# Layout coordinate data:

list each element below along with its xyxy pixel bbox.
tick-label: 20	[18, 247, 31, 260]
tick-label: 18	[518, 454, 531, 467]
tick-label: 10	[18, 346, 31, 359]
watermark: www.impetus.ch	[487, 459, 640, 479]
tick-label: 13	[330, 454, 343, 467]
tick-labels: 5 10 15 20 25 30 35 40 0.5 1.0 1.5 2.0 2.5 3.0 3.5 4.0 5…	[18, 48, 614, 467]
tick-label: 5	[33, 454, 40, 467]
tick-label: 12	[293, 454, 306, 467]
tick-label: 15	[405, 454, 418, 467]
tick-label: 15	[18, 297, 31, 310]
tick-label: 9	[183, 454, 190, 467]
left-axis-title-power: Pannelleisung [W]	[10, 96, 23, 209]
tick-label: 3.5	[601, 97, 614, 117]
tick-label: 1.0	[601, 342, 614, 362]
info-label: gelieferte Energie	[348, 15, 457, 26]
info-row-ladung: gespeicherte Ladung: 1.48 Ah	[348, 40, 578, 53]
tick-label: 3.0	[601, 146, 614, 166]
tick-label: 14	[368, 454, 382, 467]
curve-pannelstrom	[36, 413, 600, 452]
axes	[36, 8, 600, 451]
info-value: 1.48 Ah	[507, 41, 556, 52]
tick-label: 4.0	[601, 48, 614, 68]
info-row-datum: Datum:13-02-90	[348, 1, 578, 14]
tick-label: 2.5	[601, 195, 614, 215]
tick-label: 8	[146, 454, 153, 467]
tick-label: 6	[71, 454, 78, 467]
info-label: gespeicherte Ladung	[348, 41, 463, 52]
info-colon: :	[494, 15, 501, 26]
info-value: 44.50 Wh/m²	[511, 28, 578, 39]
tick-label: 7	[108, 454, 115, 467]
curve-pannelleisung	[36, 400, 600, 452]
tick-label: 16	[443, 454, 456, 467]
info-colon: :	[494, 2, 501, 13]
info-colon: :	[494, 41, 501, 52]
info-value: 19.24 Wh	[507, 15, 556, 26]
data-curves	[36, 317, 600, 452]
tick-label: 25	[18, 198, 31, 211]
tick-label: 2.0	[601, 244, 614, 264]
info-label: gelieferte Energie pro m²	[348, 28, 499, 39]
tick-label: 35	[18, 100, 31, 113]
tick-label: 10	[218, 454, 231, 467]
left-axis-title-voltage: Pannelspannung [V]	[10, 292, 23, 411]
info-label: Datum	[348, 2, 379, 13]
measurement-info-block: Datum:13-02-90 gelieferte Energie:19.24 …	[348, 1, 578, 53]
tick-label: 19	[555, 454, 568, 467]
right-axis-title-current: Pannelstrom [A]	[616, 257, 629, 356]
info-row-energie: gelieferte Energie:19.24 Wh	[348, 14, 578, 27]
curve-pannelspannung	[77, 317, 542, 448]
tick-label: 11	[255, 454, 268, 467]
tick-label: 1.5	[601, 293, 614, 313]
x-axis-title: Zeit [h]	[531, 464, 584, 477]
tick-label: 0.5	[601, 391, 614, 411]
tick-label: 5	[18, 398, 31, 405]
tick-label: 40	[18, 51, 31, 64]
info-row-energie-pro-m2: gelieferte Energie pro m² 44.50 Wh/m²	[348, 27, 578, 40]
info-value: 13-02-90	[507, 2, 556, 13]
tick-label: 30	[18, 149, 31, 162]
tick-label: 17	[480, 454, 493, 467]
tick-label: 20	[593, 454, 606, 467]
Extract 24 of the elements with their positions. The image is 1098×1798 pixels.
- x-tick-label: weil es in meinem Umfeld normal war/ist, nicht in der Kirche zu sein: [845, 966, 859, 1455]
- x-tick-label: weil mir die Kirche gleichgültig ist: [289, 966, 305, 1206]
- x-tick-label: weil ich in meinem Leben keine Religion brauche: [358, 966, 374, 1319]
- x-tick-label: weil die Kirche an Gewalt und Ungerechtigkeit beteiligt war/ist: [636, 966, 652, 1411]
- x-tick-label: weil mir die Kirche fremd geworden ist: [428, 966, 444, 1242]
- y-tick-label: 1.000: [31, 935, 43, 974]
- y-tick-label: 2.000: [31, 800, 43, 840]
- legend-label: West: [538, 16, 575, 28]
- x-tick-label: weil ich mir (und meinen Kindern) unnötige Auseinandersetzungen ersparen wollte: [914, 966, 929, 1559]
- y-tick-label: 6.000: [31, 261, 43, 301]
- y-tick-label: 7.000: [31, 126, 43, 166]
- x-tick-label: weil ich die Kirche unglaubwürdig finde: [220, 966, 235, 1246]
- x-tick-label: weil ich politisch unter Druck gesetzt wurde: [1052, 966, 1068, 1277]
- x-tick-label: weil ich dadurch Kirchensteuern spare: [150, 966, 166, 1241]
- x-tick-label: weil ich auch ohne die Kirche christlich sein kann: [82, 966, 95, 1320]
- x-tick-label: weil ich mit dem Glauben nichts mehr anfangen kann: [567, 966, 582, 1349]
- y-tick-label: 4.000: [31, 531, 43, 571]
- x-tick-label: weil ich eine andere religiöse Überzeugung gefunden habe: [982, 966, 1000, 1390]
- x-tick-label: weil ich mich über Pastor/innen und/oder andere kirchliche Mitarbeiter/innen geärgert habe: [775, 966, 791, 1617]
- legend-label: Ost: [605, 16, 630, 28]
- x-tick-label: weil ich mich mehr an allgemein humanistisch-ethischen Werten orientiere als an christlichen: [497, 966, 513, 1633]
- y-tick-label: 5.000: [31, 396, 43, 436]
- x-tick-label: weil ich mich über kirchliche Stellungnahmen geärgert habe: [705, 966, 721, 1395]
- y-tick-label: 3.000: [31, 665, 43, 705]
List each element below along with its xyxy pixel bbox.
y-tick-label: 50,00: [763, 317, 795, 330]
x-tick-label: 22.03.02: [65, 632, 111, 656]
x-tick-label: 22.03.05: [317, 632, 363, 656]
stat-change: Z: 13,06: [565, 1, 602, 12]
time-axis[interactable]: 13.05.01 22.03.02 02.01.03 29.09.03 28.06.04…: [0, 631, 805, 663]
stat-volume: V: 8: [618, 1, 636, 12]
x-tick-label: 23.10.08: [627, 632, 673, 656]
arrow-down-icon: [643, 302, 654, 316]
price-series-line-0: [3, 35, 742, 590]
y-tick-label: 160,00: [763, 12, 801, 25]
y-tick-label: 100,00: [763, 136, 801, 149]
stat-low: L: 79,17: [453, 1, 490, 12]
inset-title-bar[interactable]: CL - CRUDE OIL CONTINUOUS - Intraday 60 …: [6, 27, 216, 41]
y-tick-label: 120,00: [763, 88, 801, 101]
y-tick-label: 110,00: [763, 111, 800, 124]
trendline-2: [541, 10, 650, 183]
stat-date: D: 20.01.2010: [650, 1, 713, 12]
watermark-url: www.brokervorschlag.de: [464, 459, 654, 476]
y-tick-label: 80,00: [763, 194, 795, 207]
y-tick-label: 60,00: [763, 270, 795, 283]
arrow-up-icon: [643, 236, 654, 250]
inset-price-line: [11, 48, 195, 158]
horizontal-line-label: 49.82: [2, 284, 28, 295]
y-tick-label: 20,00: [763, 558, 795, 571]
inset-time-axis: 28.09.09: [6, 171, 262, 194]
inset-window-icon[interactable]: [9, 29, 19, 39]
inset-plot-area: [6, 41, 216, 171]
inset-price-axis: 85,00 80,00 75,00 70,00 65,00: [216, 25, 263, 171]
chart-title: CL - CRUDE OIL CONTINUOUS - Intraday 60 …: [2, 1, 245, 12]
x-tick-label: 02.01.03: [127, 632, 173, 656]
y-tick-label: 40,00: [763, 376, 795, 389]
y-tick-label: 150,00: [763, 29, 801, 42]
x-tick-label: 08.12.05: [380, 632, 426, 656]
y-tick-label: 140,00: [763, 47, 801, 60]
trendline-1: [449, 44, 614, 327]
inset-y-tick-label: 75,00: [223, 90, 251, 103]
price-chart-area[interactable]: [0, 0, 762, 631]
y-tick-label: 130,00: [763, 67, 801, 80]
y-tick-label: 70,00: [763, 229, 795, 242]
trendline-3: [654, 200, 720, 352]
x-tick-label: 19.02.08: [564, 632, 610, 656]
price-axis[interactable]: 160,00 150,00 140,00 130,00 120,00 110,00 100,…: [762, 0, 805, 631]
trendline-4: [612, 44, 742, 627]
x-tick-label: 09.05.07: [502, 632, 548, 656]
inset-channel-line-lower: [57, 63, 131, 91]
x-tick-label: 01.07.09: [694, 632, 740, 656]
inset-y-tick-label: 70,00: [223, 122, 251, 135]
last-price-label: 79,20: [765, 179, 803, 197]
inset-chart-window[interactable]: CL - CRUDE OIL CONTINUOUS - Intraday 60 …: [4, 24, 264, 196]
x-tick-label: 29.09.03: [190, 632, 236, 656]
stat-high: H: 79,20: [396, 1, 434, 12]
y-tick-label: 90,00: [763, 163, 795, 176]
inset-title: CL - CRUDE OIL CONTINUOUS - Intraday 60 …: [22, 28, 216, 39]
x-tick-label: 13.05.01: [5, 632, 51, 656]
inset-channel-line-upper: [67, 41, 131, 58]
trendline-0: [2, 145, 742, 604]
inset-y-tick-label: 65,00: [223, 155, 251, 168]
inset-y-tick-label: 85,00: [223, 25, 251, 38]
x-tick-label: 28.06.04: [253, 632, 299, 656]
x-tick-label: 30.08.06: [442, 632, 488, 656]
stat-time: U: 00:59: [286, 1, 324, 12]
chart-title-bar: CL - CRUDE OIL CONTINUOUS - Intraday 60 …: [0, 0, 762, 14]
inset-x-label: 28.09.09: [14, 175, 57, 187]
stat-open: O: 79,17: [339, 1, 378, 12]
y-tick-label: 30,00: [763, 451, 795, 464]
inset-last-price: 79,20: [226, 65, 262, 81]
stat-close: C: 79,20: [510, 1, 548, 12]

# EXERCISE DIRECTIONS:
Copy the rows above verbatim, beginning with the first row and ending with the line that contains "41, 463, 52]".

# TASK RESPONSE:
list each element below along with its xyxy pixel bbox.
tick-label: 20	[18, 247, 31, 260]
tick-label: 18	[518, 454, 531, 467]
tick-label: 10	[18, 346, 31, 359]
watermark: www.impetus.ch	[487, 459, 640, 479]
tick-label: 13	[330, 454, 343, 467]
tick-labels: 5 10 15 20 25 30 35 40 0.5 1.0 1.5 2.0 2.5 3.0 3.5 4.0 5…	[18, 48, 614, 467]
tick-label: 5	[33, 454, 40, 467]
tick-label: 12	[293, 454, 306, 467]
tick-label: 15	[405, 454, 418, 467]
tick-label: 15	[18, 297, 31, 310]
tick-label: 9	[183, 454, 190, 467]
left-axis-title-power: Pannelleisung [W]	[10, 96, 23, 209]
tick-label: 3.5	[601, 97, 614, 117]
tick-label: 1.0	[601, 342, 614, 362]
info-label: gelieferte Energie	[348, 15, 457, 26]
info-row-ladung: gespeicherte Ladung: 1.48 Ah	[348, 40, 578, 53]
tick-label: 3.0	[601, 146, 614, 166]
tick-label: 14	[368, 454, 382, 467]
curve-pannelstrom	[36, 413, 600, 452]
axes	[36, 8, 600, 451]
info-value: 1.48 Ah	[507, 41, 556, 52]
tick-label: 4.0	[601, 48, 614, 68]
info-row-datum: Datum:13-02-90	[348, 1, 578, 14]
tick-label: 2.5	[601, 195, 614, 215]
tick-label: 8	[146, 454, 153, 467]
tick-label: 6	[71, 454, 78, 467]
info-label: gespeicherte Ladung	[348, 41, 463, 52]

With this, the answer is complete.